Data records:
····················
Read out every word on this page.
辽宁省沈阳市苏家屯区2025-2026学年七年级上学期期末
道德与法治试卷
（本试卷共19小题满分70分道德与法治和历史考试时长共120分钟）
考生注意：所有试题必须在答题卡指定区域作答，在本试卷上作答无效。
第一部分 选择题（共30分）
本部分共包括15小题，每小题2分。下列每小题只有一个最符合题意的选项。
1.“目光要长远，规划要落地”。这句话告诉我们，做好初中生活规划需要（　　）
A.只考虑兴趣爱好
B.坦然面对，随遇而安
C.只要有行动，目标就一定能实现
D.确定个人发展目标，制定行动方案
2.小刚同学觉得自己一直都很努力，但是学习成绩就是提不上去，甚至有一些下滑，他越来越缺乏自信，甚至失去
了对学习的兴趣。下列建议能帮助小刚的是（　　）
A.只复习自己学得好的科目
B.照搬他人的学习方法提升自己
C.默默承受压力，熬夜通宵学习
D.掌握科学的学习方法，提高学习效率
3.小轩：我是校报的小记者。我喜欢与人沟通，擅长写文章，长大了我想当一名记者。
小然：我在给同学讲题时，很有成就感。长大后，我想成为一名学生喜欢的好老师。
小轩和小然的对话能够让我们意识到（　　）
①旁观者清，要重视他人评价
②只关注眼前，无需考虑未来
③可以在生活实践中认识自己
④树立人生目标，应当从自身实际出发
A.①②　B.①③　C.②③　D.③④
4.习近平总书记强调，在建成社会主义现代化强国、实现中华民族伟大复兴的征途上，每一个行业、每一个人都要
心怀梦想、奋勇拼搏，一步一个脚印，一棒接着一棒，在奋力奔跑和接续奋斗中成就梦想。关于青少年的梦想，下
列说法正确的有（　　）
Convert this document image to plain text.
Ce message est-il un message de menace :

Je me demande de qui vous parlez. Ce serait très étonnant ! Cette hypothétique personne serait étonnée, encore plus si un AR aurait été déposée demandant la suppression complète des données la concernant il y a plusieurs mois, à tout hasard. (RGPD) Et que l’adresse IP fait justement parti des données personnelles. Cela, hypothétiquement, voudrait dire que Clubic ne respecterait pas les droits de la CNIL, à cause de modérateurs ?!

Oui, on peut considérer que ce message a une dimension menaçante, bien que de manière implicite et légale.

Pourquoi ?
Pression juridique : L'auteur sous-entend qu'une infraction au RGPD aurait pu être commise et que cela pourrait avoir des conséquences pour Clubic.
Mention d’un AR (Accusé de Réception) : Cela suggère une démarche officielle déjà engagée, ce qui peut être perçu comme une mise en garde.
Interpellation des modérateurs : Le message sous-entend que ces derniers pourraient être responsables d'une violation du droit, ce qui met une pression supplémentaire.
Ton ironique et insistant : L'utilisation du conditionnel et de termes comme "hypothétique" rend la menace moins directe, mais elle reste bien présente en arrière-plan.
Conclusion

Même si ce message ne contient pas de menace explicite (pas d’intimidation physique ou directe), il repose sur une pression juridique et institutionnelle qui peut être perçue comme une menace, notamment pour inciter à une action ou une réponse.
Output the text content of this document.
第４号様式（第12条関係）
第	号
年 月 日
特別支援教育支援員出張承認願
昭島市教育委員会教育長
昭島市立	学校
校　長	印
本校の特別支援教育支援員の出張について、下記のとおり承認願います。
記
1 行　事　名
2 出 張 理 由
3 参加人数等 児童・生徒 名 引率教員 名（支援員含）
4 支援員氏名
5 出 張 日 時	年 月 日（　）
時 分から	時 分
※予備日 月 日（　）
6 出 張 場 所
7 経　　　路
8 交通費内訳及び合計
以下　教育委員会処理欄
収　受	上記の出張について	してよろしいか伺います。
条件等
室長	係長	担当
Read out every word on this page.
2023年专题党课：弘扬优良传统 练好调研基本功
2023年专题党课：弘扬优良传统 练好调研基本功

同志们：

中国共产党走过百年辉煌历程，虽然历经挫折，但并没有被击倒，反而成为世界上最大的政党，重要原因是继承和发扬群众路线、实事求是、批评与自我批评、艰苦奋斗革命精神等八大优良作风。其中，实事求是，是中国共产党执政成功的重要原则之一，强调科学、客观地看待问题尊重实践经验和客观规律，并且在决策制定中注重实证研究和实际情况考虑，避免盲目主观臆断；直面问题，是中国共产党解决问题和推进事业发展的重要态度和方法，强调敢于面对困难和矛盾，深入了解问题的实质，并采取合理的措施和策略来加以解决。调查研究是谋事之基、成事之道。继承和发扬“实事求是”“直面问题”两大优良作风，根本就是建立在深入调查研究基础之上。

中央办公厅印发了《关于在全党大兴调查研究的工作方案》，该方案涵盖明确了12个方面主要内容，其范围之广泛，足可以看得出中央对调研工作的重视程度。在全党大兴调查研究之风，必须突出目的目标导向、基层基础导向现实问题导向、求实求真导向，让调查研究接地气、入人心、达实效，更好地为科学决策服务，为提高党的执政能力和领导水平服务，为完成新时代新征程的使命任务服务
····················
## WHAT IS EXPECTED:
Set down the listing in full, keeping every word exactly as it is.

## THE RESPONSE:
Read out every word on this page.
辽宁省沈阳市苏家屯区2025-2026学年七年级上学期期末
道德与法治试卷
（本试卷共19小题满分70分道德与法治和历史考试时长共120分钟）
考生注意：所有试题必须在答题卡指定区域作答，在本试卷上作答无效。
第一部分 选择题（共30分）
本部分共包括15小题，每小题2分。下列每小题只有一个最符合题意的选项。
1.“目光要长远，规划要落地”。这句话告诉我们，做好初中生活规划需要（　　）
A.只考虑兴趣爱好
B.坦然面对，随遇而安
C.只要有行动，目标就一定能实现
D.确定个人发展目标，制定行动方案
2.小刚同学觉得自己一直都很努力，但是学习成绩就是提不上去，甚至有一些下滑，他越来越缺乏自信，甚至失去
了对学习的兴趣。下列建议能帮助小刚的是（　　）
A.只复习自己学得好的科目
B.照搬他人的学习方法提升自己
C.默默承受压力，熬夜通宵学习
D.掌握科学的学习方法，提高学习效率
3.小轩：我是校报的小记者。我喜欢与人沟通，擅长写文章，长大了我想当一名记者。
小然：我在给同学讲题时，很有成就感。长大后，我想成为一名学生喜欢的好老师。
小轩和小然的对话能够让我们意识到（　　）
①旁观者清，要重视他人评价
②只关注眼前，无需考虑未来
③可以在生活实践中认识自己
④树立人生目标，应当从自身实际出发
A.①②　B.①③　C.②③　D.③④
4.习近平总书记强调，在建成社会主义现代化强国、实现中华民族伟大复兴的征途上，每一个行业、每一个人都要
心怀梦想、奋勇拼搏，一步一个脚印，一棒接着一棒，在奋力奔跑和接续奋斗中成就梦想。关于青少年的梦想，下
列说法正确的有（　　）
Convert this document image to plain text.
Ce message est-il un message de menace :

Je me demande de qui vous parlez. Ce serait très étonnant ! Cette hypothétique personne serait étonnée, encore plus si un AR aurait été déposée demandant la suppression complète des données la concernant il y a plusieurs mois, à tout hasard. (RGPD) Et que l’adresse IP fait justement parti des données personnelles. Cela, hypothétiquement, voudrait dire que Clubic ne respecterait pas les droits de la CNIL, à cause de modérateurs ?!

Oui, on peut considérer que ce message a une dimension menaçante, bien que de manière implicite et légale.

Pourquoi ?
Pression juridique : L'auteur sous-entend qu'une infraction au RGPD aurait pu être commise et que cela pourrait avoir des conséquences pour Clubic.
Mention d’un AR (Accusé de Réception) : Cela suggère une démarche officielle déjà engagée, ce qui peut être perçu comme une mise en garde.
Interpellation des modérateurs : Le message sous-entend que ces derniers pourraient être responsables d'une violation du droit, ce qui met une pression supplémentaire.
Ton ironique et insistant : L'utilisation du conditionnel et de termes comme "hypothétique" rend la menace moins directe, mais elle reste bien présente en arrière-plan.
Conclusion

Même si ce message ne contient pas de menace explicite (pas d’intimidation physique ou directe), il repose sur une pression juridique et institutionnelle qui peut être perçue comme une menace, notamment pour inciter à une action ou une réponse.
Output the text content of this document.
第４号様式（第12条関係）
第	号
年 月 日
特別支援教育支援員出張承認願
昭島市教育委員会教育長
昭島市立	学校
校　長	印
本校の特別支援教育支援員の出張について、下記のとおり承認願います。
記
1 行　事　名
2 出 張 理 由
3 参加人数等 児童・生徒 名 引率教員 名（支援員含）
4 支援員氏名
5 出 張 日 時	年 月 日（　）
時 分から	時 分
※予備日 月 日（　）
6 出 張 場 所
7 経　　　路
8 交通費内訳及び合計
以下　教育委員会処理欄
収　受	上記の出張について	してよろしいか伺います。
条件等
室長	係長	担当
Read out every word on this page.
2023年专题党课：弘扬优良传统 练好调研基本功
2023年专题党课：弘扬优良传统 练好调研基本功

同志们：

中国共产党走过百年辉煌历程，虽然历经挫折，但并没有被击倒，反而成为世界上最大的政党，重要原因是继承和发扬群众路线、实事求是、批评与自我批评、艰苦奋斗革命精神等八大优良作风。其中，实事求是，是中国共产党执政成功的重要原则之一，强调科学、客观地看待问题尊重实践经验和客观规律，并且在决策制定中注重实证研究和实际情况考虑，避免盲目主观臆断；直面问题，是中国共产党解决问题和推进事业发展的重要态度和方法，强调敢于面对困难和矛盾，深入了解问题的实质，并采取合理的措施和策略来加以解决。调查研究是谋事之基、成事之道。继承和发扬“实事求是”“直面问题”两大优良作风，根本就是建立在深入调查研究基础之上。

中央办公厅印发了《关于在全党大兴调查研究的工作方案》，该方案涵盖明确了12个方面主要内容，其范围之广泛，足可以看得出中央对调研工作的重视程度。在全党大兴调查研究之风，必须突出目的目标导向、基层基础导向现实问题导向、求实求真导向，让调查研究接地气、入人心、达实效，更好地为科学决策服务，为提高党的执政能力和领导水平服务，为完成新时代新征程的使命任务服务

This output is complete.